:: TASK OBJECTIVE ::
Count how many lines in the rows below contain the string "bounding". Reply with the number alone.
○ ○ ○ ○ ○ ○ ○
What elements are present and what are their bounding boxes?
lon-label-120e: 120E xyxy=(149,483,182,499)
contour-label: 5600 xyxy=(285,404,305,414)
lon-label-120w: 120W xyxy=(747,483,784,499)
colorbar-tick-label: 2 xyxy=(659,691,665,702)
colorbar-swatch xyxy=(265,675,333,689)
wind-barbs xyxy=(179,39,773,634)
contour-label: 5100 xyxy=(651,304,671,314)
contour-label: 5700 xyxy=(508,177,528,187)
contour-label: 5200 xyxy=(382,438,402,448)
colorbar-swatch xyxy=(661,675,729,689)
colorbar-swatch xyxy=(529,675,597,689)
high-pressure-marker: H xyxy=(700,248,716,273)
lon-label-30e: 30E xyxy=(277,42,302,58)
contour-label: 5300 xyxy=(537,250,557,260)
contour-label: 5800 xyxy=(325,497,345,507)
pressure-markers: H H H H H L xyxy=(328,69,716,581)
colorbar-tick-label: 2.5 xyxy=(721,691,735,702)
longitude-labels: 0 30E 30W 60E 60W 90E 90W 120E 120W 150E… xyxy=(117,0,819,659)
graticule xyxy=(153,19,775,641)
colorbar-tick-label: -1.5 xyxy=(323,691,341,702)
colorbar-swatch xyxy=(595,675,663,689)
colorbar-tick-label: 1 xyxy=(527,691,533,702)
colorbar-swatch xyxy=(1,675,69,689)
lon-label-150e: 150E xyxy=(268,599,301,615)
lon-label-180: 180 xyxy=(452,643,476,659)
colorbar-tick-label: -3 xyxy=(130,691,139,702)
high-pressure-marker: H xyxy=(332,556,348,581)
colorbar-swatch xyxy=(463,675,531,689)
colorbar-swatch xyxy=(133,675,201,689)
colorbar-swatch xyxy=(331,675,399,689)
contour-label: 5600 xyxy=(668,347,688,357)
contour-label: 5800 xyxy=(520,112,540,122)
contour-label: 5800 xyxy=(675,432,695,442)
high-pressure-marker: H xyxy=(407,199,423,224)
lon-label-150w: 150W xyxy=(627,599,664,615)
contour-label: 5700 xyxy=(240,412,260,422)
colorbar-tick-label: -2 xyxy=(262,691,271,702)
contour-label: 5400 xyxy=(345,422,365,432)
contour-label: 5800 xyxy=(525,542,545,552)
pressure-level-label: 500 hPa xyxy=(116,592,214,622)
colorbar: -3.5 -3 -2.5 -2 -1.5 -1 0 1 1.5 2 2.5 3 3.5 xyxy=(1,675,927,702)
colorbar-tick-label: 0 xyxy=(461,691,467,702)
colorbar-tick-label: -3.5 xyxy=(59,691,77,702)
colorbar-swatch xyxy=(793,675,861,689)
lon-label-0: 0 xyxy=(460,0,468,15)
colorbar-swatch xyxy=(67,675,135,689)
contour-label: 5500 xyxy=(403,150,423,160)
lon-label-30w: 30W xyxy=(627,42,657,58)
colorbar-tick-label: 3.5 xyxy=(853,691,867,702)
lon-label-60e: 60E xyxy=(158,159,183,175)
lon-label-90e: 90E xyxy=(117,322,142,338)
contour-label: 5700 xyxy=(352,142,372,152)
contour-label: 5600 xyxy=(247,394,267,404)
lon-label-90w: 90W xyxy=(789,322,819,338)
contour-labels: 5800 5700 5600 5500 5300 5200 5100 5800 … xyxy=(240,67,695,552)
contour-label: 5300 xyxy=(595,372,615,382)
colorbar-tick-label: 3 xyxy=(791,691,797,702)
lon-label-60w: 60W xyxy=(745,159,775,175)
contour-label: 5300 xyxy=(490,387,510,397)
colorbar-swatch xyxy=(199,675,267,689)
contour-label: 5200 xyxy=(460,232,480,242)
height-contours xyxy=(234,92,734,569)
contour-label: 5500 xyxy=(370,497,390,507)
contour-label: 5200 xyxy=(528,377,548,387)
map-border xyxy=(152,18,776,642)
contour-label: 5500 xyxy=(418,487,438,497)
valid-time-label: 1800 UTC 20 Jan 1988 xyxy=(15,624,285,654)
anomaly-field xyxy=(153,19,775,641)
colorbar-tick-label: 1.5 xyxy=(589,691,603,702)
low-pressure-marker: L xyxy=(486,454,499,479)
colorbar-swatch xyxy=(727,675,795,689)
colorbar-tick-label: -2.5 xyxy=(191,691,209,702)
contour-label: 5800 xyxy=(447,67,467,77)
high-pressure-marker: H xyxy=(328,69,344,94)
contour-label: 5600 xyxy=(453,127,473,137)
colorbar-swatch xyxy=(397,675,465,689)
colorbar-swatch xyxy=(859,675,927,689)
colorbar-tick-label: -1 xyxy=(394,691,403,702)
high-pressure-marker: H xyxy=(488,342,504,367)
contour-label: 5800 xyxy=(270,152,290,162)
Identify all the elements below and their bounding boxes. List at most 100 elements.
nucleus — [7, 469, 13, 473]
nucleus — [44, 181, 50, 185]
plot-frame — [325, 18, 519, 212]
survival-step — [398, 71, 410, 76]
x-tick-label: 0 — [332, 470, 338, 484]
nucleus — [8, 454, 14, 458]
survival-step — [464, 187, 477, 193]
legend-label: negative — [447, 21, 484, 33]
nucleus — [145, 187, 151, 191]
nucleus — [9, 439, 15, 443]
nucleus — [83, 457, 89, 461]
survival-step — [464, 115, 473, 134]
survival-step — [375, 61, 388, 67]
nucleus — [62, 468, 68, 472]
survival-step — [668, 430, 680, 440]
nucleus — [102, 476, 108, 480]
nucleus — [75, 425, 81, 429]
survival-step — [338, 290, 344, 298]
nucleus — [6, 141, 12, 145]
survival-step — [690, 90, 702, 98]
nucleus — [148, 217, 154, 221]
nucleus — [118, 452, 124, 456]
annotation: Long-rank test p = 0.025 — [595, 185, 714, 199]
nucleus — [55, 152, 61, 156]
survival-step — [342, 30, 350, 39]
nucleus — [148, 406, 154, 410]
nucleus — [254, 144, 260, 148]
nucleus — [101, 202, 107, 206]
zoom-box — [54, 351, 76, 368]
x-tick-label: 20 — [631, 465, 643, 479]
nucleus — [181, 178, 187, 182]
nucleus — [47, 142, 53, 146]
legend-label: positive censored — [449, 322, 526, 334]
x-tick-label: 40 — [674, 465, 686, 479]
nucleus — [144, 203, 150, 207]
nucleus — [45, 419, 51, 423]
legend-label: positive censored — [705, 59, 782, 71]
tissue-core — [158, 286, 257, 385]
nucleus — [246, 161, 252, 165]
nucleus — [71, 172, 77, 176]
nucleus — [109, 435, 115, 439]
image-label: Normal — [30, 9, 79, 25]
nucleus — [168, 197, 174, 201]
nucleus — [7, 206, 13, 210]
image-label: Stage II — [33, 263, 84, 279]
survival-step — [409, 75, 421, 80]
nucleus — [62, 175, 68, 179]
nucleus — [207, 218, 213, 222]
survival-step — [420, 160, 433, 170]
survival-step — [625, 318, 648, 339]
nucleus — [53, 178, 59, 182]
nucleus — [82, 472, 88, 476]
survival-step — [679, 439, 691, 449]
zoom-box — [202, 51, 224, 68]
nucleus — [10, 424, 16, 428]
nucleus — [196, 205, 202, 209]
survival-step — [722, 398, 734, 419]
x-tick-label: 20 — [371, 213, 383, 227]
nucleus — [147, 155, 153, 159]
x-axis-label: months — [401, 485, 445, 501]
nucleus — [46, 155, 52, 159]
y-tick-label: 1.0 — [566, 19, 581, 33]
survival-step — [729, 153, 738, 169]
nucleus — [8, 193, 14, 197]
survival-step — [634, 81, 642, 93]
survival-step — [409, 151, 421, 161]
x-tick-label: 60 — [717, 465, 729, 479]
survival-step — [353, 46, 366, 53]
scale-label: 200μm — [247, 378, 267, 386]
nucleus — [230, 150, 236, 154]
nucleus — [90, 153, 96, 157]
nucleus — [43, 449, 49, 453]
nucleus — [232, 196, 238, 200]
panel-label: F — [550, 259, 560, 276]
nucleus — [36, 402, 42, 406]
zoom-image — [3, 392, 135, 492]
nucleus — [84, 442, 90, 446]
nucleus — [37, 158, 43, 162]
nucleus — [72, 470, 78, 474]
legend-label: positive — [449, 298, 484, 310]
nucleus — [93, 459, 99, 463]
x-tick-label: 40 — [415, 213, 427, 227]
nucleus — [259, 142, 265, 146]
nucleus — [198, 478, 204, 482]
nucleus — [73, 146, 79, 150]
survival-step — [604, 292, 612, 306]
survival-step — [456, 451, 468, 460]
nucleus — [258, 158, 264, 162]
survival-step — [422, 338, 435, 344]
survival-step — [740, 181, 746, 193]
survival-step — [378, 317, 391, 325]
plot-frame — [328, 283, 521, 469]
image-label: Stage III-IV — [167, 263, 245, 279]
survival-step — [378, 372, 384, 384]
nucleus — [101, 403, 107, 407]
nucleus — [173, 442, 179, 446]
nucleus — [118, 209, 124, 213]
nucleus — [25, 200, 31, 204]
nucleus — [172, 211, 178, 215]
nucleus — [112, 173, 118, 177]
○ ○ ○ ○ ○ ○ ○
:: RESULT OF THIS TASK ::
2